Extracts from a graphics dataset:

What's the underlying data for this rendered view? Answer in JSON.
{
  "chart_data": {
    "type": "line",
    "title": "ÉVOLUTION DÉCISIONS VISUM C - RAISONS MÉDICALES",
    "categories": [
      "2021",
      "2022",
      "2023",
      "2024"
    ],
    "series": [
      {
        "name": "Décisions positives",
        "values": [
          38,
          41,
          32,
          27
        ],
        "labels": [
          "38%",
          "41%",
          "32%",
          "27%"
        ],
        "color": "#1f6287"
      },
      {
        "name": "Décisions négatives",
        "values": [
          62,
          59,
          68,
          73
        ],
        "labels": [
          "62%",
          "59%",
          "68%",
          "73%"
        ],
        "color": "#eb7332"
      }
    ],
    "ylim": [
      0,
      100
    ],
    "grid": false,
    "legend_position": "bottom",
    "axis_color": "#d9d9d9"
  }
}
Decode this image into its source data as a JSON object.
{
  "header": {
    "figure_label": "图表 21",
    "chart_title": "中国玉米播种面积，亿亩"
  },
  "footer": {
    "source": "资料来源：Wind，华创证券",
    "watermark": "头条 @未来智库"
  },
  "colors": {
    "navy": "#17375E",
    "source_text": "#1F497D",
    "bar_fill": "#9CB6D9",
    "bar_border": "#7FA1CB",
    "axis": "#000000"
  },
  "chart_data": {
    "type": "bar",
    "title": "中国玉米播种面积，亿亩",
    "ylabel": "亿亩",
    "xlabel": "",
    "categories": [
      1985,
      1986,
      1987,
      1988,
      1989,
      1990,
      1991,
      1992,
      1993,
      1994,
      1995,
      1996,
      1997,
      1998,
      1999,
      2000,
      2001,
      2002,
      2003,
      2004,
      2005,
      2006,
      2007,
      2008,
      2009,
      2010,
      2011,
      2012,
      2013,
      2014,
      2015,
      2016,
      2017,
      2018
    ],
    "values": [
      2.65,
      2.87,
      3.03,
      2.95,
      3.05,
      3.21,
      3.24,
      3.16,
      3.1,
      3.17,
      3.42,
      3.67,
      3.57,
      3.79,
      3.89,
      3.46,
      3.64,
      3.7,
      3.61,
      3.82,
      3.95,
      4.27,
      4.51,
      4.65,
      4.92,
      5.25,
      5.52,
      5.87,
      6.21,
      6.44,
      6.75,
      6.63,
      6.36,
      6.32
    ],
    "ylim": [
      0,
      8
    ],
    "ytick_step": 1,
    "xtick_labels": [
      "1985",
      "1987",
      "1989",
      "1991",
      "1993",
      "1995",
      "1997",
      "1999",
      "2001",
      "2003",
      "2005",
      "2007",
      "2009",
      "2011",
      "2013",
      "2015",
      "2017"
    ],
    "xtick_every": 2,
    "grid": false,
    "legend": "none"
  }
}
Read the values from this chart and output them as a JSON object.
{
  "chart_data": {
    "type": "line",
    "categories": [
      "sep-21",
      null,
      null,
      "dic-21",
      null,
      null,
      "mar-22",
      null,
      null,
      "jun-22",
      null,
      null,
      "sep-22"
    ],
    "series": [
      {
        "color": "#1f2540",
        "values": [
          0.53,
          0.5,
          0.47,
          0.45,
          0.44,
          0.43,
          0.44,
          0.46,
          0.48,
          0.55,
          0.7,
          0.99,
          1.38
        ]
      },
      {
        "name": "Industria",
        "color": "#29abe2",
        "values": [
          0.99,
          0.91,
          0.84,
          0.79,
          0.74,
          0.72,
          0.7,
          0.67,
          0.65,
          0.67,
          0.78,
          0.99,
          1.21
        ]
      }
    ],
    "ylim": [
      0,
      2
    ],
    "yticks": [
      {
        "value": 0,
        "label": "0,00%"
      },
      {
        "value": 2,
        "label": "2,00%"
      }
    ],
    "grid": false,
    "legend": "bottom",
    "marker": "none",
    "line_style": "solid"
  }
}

### Job
Repeat every record, keeping each word and mark exactly as it is.

### Reply
What's the underlying data for this rendered view? Answer in JSON.
{
  "chart_data": {
    "type": "line",
    "title": "ÉVOLUTION DÉCISIONS VISUM C - RAISONS MÉDICALES",
    "categories": [
      "2021",
      "2022",
      "2023",
      "2024"
    ],
    "series": [
      {
        "name": "Décisions positives",
        "values": [
          38,
          41,
          32,
          27
        ],
        "labels": [
          "38%",
          "41%",
          "32%",
          "27%"
        ],
        "color": "#1f6287"
      },
      {
        "name": "Décisions négatives",
        "values": [
          62,
          59,
          68,
          73
        ],
        "labels": [
          "62%",
          "59%",
          "68%",
          "73%"
        ],
        "color": "#eb7332"
      }
    ],
    "ylim": [
      0,
      100
    ],
    "grid": false,
    "legend_position": "bottom",
    "axis_color": "#d9d9d9"
  }
}
Decode this image into its source data as a JSON object.
{
  "header": {
    "figure_label": "图表 21",
    "chart_title": "中国玉米播种面积，亿亩"
  },
  "footer": {
    "source": "资料来源：Wind，华创证券",
    "watermark": "头条 @未来智库"
  },
  "colors": {
    "navy": "#17375E",
    "source_text": "#1F497D",
    "bar_fill": "#9CB6D9",
    "bar_border": "#7FA1CB",
    "axis": "#000000"
  },
  "chart_data": {
    "type": "bar",
    "title": "中国玉米播种面积，亿亩",
    "ylabel": "亿亩",
    "xlabel": "",
    "categories": [
      1985,
      1986,
      1987,
      1988,
      1989,
      1990,
      1991,
      1992,
      1993,
      1994,
      1995,
      1996,
      1997,
      1998,
      1999,
      2000,
      2001,
      2002,
      2003,
      2004,
      2005,
      2006,
      2007,
      2008,
      2009,
      2010,
      2011,
      2012,
      2013,
      2014,
      2015,
      2016,
      2017,
      2018
    ],
    "values": [
      2.65,
      2.87,
      3.03,
      2.95,
      3.05,
      3.21,
      3.24,
      3.16,
      3.1,
      3.17,
      3.42,
      3.67,
      3.57,
      3.79,
      3.89,
      3.46,
      3.64,
      3.7,
      3.61,
      3.82,
      3.95,
      4.27,
      4.51,
      4.65,
      4.92,
      5.25,
      5.52,
      5.87,
      6.21,
      6.44,
      6.75,
      6.63,
      6.36,
      6.32
    ],
    "ylim": [
      0,
      8
    ],
    "ytick_step": 1,
    "xtick_labels": [
      "1985",
      "1987",
      "1989",
      "1991",
      "1993",
      "1995",
      "1997",
      "1999",
      "2001",
      "2003",
      "2005",
      "2007",
      "2009",
      "2011",
      "2013",
      "2015",
      "2017"
    ],
    "xtick_every": 2,
    "grid": false,
    "legend": "none"
  }
}
Read the values from this chart and output them as a JSON object.
{
  "chart_data": {
    "type": "line",
    "categories": [
      "sep-21",
      null,
      null,
      "dic-21",
      null,
      null,
      "mar-22",
      null,
      null,
      "jun-22",
      null,
      null,
      "sep-22"
    ],
    "series": [
      {
        "color": "#1f2540",
        "values": [
          0.53,
          0.5,
          0.47,
          0.45,
          0.44,
          0.43,
          0.44,
          0.46,
          0.48,
          0.55,
          0.7,
          0.99,
          1.38
        ]
      },
      {
        "name": "Industria",
        "color": "#29abe2",
        "values": [
          0.99,
          0.91,
          0.84,
          0.79,
          0.74,
          0.72,
          0.7,
          0.67,
          0.65,
          0.67,
          0.78,
          0.99,
          1.21
        ]
      }
    ],
    "ylim": [
      0,
      2
    ],
    "yticks": [
      {
        "value": 0,
        "label": "0,00%"
      },
      {
        "value": 2,
        "label": "2,00%"
      }
    ],
    "grid": false,
    "legend": "bottom",
    "marker": "none",
    "line_style": "solid"
  }
}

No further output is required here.